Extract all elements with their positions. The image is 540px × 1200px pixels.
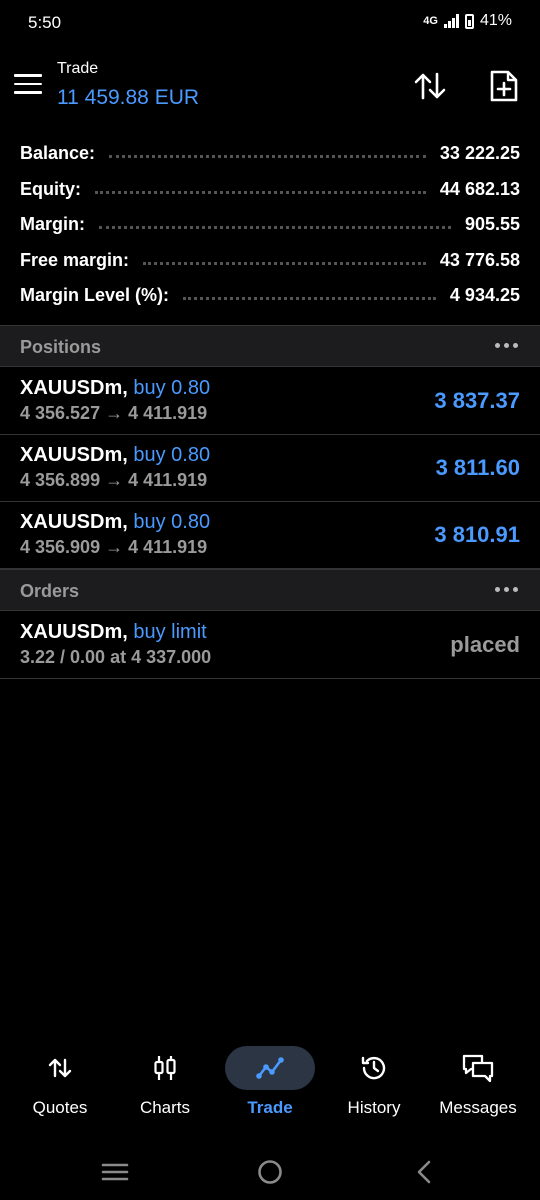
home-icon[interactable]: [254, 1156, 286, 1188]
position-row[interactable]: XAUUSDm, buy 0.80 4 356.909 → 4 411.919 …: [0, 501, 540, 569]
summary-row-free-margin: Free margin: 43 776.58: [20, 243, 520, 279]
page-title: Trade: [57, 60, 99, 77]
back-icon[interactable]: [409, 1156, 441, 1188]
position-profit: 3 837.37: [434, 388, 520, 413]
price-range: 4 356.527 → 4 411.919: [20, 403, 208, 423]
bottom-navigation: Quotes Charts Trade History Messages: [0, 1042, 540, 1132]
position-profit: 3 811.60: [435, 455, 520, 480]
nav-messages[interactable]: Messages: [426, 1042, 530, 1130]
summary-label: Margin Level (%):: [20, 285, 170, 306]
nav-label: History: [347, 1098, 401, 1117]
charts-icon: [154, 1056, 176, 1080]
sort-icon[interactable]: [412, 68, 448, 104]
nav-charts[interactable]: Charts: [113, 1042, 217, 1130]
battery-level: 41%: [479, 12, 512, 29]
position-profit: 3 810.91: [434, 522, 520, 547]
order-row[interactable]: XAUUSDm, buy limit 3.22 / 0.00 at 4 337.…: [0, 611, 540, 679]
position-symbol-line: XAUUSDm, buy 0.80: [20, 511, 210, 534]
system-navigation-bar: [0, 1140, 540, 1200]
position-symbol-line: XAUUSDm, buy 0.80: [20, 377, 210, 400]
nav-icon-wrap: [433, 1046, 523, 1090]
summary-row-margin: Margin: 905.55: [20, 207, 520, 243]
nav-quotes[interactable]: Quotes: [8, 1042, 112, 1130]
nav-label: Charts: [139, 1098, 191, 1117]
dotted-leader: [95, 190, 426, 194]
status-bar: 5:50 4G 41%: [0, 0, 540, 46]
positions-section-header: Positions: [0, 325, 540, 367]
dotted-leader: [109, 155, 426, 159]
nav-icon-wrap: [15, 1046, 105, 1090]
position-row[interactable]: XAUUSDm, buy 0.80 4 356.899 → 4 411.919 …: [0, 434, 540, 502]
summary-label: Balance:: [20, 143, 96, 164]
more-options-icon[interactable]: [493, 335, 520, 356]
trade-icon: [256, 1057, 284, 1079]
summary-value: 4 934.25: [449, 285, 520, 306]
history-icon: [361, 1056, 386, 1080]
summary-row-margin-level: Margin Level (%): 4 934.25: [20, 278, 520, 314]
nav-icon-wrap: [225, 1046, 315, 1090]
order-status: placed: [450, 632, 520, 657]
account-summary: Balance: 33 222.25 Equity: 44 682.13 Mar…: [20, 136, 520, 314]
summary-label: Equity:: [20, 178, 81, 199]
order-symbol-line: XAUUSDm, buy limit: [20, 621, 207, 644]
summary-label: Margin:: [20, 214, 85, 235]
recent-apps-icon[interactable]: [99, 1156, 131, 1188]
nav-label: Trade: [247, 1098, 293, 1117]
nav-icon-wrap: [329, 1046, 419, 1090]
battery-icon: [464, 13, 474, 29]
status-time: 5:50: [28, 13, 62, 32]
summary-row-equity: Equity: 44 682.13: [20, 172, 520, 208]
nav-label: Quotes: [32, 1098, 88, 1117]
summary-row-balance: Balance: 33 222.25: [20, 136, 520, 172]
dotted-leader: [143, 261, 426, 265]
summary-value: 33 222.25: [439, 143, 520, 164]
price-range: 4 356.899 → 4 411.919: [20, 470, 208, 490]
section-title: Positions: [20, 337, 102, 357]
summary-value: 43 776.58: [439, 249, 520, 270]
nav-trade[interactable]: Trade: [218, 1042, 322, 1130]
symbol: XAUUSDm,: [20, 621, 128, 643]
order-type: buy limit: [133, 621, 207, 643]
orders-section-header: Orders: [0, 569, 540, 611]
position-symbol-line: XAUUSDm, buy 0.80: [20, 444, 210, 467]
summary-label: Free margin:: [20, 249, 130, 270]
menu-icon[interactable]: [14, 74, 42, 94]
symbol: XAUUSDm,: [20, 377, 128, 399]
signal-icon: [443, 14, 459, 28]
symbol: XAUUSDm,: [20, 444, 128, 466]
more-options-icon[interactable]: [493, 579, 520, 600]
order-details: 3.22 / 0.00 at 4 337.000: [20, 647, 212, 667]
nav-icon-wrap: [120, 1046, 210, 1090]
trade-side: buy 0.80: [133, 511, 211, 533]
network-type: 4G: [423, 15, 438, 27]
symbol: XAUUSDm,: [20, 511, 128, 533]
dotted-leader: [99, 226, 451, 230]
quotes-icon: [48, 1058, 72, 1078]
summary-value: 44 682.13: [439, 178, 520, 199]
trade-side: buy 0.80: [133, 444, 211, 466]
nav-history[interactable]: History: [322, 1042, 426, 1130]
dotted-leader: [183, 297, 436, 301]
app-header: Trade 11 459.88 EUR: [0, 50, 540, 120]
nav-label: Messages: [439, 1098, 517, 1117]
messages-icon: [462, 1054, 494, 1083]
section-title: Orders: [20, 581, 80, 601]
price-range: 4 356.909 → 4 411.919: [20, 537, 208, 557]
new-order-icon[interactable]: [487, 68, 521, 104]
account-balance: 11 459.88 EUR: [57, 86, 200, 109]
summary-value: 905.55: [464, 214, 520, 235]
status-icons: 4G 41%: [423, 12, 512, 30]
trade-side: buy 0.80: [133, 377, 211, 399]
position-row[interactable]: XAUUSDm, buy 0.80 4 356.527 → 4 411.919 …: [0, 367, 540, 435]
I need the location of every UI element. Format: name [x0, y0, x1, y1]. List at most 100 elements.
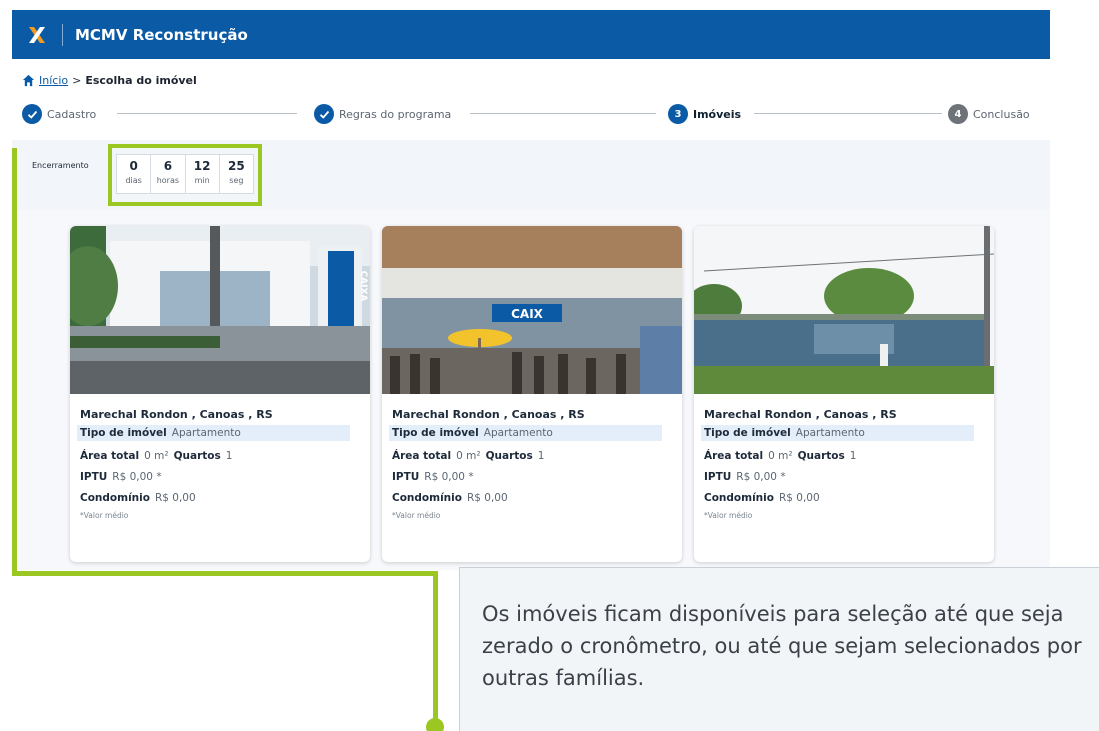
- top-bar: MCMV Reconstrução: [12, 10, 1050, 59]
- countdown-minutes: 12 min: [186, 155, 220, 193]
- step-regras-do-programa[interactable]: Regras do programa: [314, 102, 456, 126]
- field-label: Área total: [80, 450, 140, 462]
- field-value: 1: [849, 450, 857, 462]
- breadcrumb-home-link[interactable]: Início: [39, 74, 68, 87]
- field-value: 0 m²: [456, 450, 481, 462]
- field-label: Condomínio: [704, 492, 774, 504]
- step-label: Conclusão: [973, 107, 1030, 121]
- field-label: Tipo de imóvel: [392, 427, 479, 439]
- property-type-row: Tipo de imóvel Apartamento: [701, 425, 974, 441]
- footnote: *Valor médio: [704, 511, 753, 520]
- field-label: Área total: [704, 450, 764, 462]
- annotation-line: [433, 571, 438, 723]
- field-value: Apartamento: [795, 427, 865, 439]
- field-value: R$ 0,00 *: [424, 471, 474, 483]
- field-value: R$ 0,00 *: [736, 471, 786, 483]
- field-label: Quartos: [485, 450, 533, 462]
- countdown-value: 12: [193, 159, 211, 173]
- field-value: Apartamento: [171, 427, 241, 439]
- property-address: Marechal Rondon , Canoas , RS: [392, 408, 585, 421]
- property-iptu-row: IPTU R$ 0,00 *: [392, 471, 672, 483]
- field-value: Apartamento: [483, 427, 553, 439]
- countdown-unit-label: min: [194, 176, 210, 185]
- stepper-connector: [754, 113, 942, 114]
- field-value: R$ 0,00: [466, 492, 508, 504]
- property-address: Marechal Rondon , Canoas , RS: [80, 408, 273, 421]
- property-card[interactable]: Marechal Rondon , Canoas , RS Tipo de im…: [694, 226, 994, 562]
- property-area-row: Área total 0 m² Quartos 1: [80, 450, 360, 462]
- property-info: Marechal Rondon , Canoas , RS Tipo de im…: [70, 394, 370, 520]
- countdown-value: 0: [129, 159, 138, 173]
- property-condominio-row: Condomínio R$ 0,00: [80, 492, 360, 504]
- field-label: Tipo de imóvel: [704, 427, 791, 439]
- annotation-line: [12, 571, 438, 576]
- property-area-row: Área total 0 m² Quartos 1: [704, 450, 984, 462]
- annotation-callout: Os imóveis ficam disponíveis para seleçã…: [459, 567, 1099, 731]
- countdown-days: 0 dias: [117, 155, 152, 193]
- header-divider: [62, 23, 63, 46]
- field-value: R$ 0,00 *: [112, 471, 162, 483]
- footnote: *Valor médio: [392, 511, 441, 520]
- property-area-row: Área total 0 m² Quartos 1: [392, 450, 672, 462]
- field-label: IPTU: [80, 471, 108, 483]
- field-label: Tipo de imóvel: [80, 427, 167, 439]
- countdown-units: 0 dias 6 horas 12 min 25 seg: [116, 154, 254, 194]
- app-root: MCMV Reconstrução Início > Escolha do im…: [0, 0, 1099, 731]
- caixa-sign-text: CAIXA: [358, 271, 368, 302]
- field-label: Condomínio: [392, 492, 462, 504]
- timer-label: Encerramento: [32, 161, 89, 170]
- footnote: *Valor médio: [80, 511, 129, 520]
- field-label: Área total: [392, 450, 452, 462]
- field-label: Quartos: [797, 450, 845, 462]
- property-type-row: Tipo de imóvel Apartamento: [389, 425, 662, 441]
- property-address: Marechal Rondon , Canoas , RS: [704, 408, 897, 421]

_Exercise aim_
Please convert the lines between the one containing "- top-bar: MCMV" and the one containing "- annotation-line: [433, 571, 438, 723]", inclusive, into a JSON list of strings with one string per line, leaving out blank lines.

_Full answer_
[
  "- top-bar: MCMV Reconstrução: [12, 10, 1050, 59]",
  "- countdown-minutes: 12 min: [186, 155, 220, 193]",
  "- step-regras-do-programa[interactable]: Regras do programa: [314, 102, 456, 126]",
  "- field-label: Área total: [80, 450, 140, 462]",
  "- field-value: 1: [849, 450, 857, 462]",
  "- breadcrumb-home-link[interactable]: Início: [39, 74, 68, 87]",
  "- field-value: 0 m²: [456, 450, 481, 462]",
  "- field-label: Condomínio: [704, 492, 774, 504]",
  "- step-label: Conclusão: [973, 107, 1030, 121]",
  "- field-label: Tipo de imóvel: [392, 427, 479, 439]",
  "- property-type-row: Tipo de imóvel Apartamento: [701, 425, 974, 441]",
  "- footnote: *Valor médio: [704, 511, 753, 520]",
  "- field-label: Área total: [704, 450, 764, 462]",
  "- annotation-line: [433, 571, 438, 723]"
]